- Problem details
What lines of the data hold the string "Settings"? Pull each one out.

- Lines of data
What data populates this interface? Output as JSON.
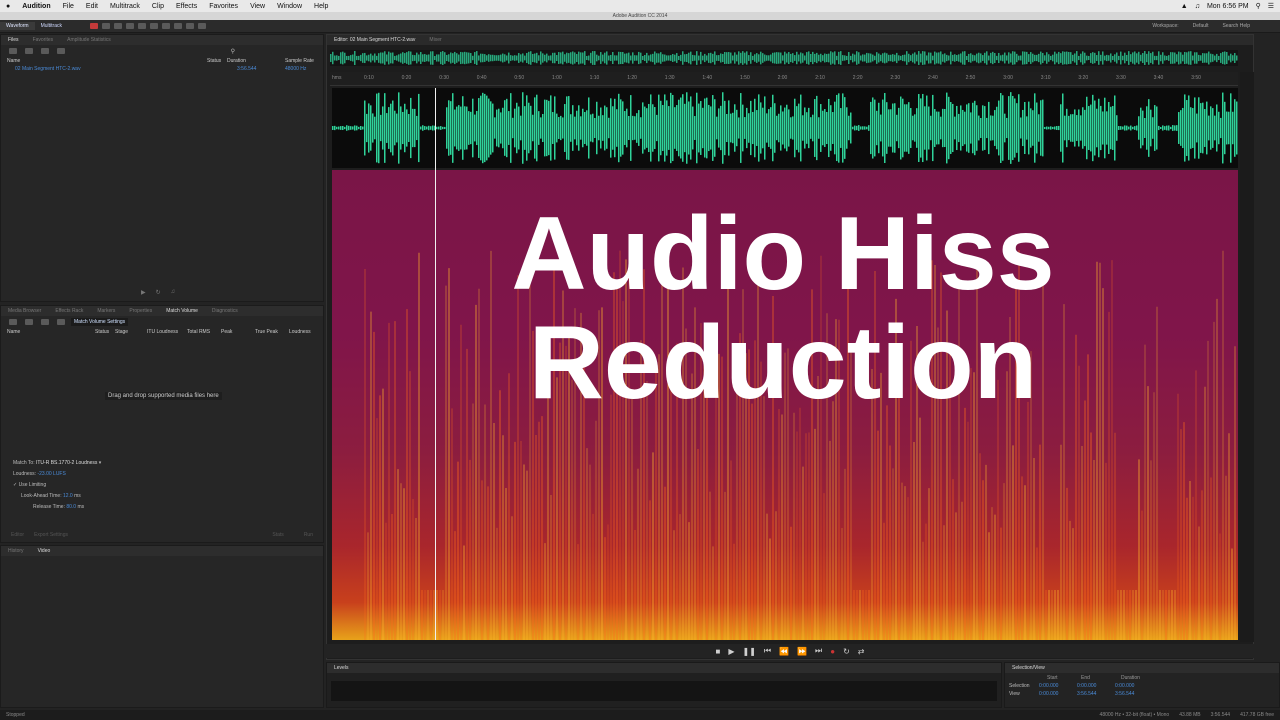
{
  "menubar": {
    "apple": "",
    "app": "Audition",
    "items": [
      "File",
      "Edit",
      "Multitrack",
      "Clip",
      "Effects",
      "Favorites",
      "View",
      "Window",
      "Help"
    ],
    "clock": "Mon 6:56 PM"
  },
  "window_title": "Adobe Audition CC 2014",
  "toolbar": {
    "waveform": "Waveform",
    "multitrack": "Multitrack",
    "workspace_label": "Workspace:",
    "workspace_value": "Default",
    "search_help": "Search Help"
  },
  "files_panel": {
    "tabs": [
      "Files",
      "Favorites",
      "Amplitude Statistics"
    ],
    "columns": {
      "name": "Name",
      "status": "Status",
      "duration": "Duration",
      "sample_rate": "Sample Rate"
    },
    "file": {
      "name": "02 Main Segment HTC-2.wav",
      "duration": "3:56.544",
      "sample_rate": "48000 Hz"
    }
  },
  "mid_panel": {
    "tabs": [
      "Media Browser",
      "Effects Rack",
      "Markers",
      "Properties",
      "Match Volume",
      "Diagnostics"
    ],
    "settings_tip": "Match Volume Settings",
    "columns": [
      "Name",
      "Status",
      "Stage",
      "ITU Loudness",
      "Total RMS",
      "Peak",
      "True Peak",
      "Loudness"
    ],
    "drop_hint": "Drag and drop supported media files here",
    "match_to_label": "Match To:",
    "match_to_value": "ITU-R BS.1770-2 Loudness",
    "loudness_label": "Loudness:",
    "loudness_value": "-23.00 LUFS",
    "use_limiting": "Use Limiting",
    "lookahead_label": "Look-Ahead Time:",
    "lookahead_value": "12.0",
    "release_label": "Release Time:",
    "release_value": "80.0",
    "ms": "ms",
    "bottom_left": [
      "Editor",
      "Export Settings"
    ],
    "bottom_right": [
      "Stats",
      "Run"
    ]
  },
  "history_panel": {
    "tabs": [
      "History",
      "Video"
    ]
  },
  "editor": {
    "tab_label": "Editor: 02 Main Segment HTC-2.wav",
    "tab_mixer": "Mixer",
    "ruler_unit": "hms",
    "ruler_ticks": [
      "0:10",
      "0:20",
      "0:30",
      "0:40",
      "0:50",
      "1:00",
      "1:10",
      "1:20",
      "1:30",
      "1:40",
      "1:50",
      "2:00",
      "2:10",
      "2:20",
      "2:30",
      "2:40",
      "2:50",
      "3:00",
      "3:10",
      "3:20",
      "3:30",
      "3:40",
      "3:50"
    ]
  },
  "overlay": {
    "line1": "Audio Hiss",
    "line2": "Reduction"
  },
  "levels": {
    "title": "Levels"
  },
  "selection_view": {
    "title": "Selection/View",
    "columns": [
      "Start",
      "End",
      "Duration"
    ],
    "rows": [
      {
        "label": "Selection",
        "start": "0:00.000",
        "end": "0:00.000",
        "duration": "0:00.000"
      },
      {
        "label": "View",
        "start": "0:00.000",
        "end": "3:56.544",
        "duration": "3:56.544"
      }
    ]
  },
  "status": {
    "left": "Stopped",
    "info": "48000 Hz • 32-bit (float) • Mono",
    "size": "43.88 MB",
    "duration": "3:56.544",
    "free": "417.78 GB free"
  },
  "colors": {
    "wave": "#2fd39a",
    "spectro_top": "#7a1547",
    "spectro_bottom": "#e8a21a",
    "accent": "#4a8bd8"
  }
}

- Response to the exercise
    "settings_tip": "Match Volume Settings",
      "Export Settings"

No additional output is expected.